• What the task asks
Using the material below, copy every line where "pour" appears.

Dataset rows
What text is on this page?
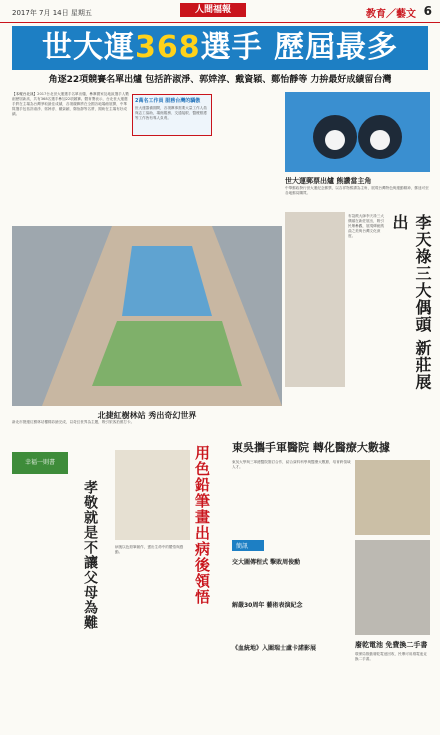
2017年 7月 14日 星期五	人間福報	教育／藝文 6
世大運368選手 歷屆最多
角逐22項競賽名單出爐 包括許淑淨、郭婞淳、戴資穎、鄭怡靜等 力拚最好成績留台灣
【本報台北訊】2017台北世大運選手名單出爐，參賽國家及地區選手人數創歷屆新高，共有368名選手參加22項競賽。體育署表示，台北世大運選手將在主場為台灣爭取最佳成績，各項競賽將在全國各地場館展開，中華隊選手包括許淑淨、郭婞淳、戴資穎、鄭怡靜等名將，期盼在主場有好成績。
2萬名工作員 服務台灣的驕傲
世大運籌備期間，各項賽事需要大量工作人員與志工協助，場館服務、交通接駁、醫療照護等工作皆有專人負責。
世大運郵票出爐 熊讚當主角
中華郵政發行世大運紀念郵票，以吉祥物熊讚為主角，展現台灣特色與運動精神，郵迷可至各地郵局購買。
李天祿三大偶頭 新莊展出
布袋戲大師李天祿三大偶頭在新莊展出，吸引民眾參觀，展現傳統戲曲之美與台灣文化深度。
北捷紅樹林站 秀出奇幻世界
新北市捷運紅樹林站樓梯彩繪完成，以奇幻世界為主題，吸引旅客拍照打卡。
幸福一則書
孝敬就是不讓父母為難	用色鉛筆畫出病後領悟
病後以色鉛筆創作，畫出生命中的體悟與感動。
東吳攜手軍醫院 轉化醫療大數據
東吳大學與三軍總醫院簽訂合作，結合資料科學與醫療大數據，培育跨領域人才。
簡訊
交大圖傳程式 擊敗周俊勳
解嚴30周年 藝術表演紀念
《血統地》入圍瑞士盧卡諾影展	廢乾電池 免費換二手書
環保局推動廢乾電池回收，民眾可用廢電池兌換二手書。
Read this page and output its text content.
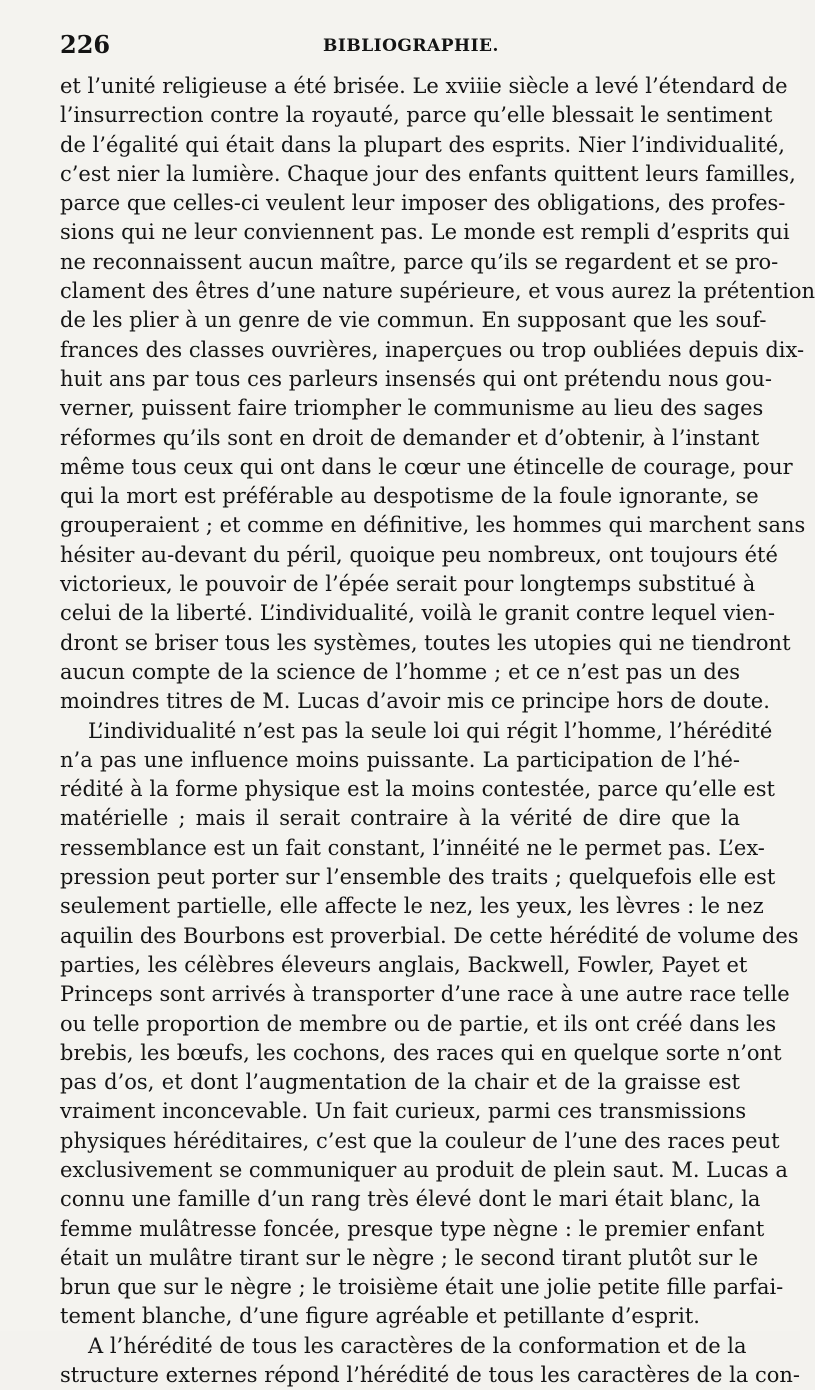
226	BIBLIOGRAPHIE.
et l’unité religieuse a été brisée. Le xviiie siècle a levé l’étendard de
l’insurrection contre la royauté, parce qu’elle blessait le sentiment
de l’égalité qui était dans la plupart des esprits. Nier l’individualité,
c’est nier la lumière. Chaque jour des enfants quittent leurs familles,
parce que celles-ci veulent leur imposer des obligations, des profes-
sions qui ne leur conviennent pas. Le monde est rempli d’esprits qui
ne reconnaissent aucun maître, parce qu’ils se regardent et se pro-
clament des êtres d’une nature supérieure, et vous aurez la prétention
de les plier à un genre de vie commun. En supposant que les souf-
frances des classes ouvrières, inaperçues ou trop oubliées depuis dix-
huit ans par tous ces parleurs insensés qui ont prétendu nous gou-
verner, puissent faire triompher le communisme au lieu des sages
réformes qu’ils sont en droit de demander et d’obtenir, à l’instant
même tous ceux qui ont dans le cœur une étincelle de courage, pour
qui la mort est préférable au despotisme de la foule ignorante, se
grouperaient ; et comme en définitive, les hommes qui marchent sans
hésiter au-devant du péril, quoique peu nombreux, ont toujours été
victorieux, le pouvoir de l’épée serait pour longtemps substitué à
celui de la liberté. L’individualité, voilà le granit contre lequel vien-
dront se briser tous les systèmes, toutes les utopies qui ne tiendront
aucun compte de la science de l’homme ; et ce n’est pas un des
moindres titres de M. Lucas d’avoir mis ce principe hors de doute.
L’individualité n’est pas la seule loi qui régit l’homme, l’hérédité
n’a pas une influence moins puissante. La participation de l’hé-
rédité à la forme physique est la moins contestée, parce qu’elle est
matérielle ; mais il serait contraire à la vérité de dire que la
ressemblance est un fait constant, l’innéité ne le permet pas. L’ex-
pression peut porter sur l’ensemble des traits ; quelquefois elle est
seulement partielle, elle affecte le nez, les yeux, les lèvres : le nez
aquilin des Bourbons est proverbial. De cette hérédité de volume des
parties, les célèbres éleveurs anglais, Backwell, Fowler, Payet et
Princeps sont arrivés à transporter d’une race à une autre race telle
ou telle proportion de membre ou de partie, et ils ont créé dans les
brebis, les bœufs, les cochons, des races qui en quelque sorte n’ont
pas d’os, et dont l’augmentation de la chair et de la graisse est
vraiment inconcevable. Un fait curieux, parmi ces transmissions
physiques héréditaires, c’est que la couleur de l’une des races peut
exclusivement se communiquer au produit de plein saut. M. Lucas a
connu une famille d’un rang très élevé dont le mari était blanc, la
femme mulâtresse foncée, presque type nègne : le premier enfant
était un mulâtre tirant sur le nègre ; le second tirant plutôt sur le
brun que sur le nègre ; le troisième était une jolie petite fille parfai-
tement blanche, d’une figure agréable et petillante d’esprit.
A l’hérédité de tous les caractères de la conformation et de la
structure externes répond l’hérédité de tous les caractères de la con-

• The response
même tous ceux qui ont dans le cœur une étincelle de courage, pour
victorieux, le pouvoir de l’épée serait pour longtemps substitué à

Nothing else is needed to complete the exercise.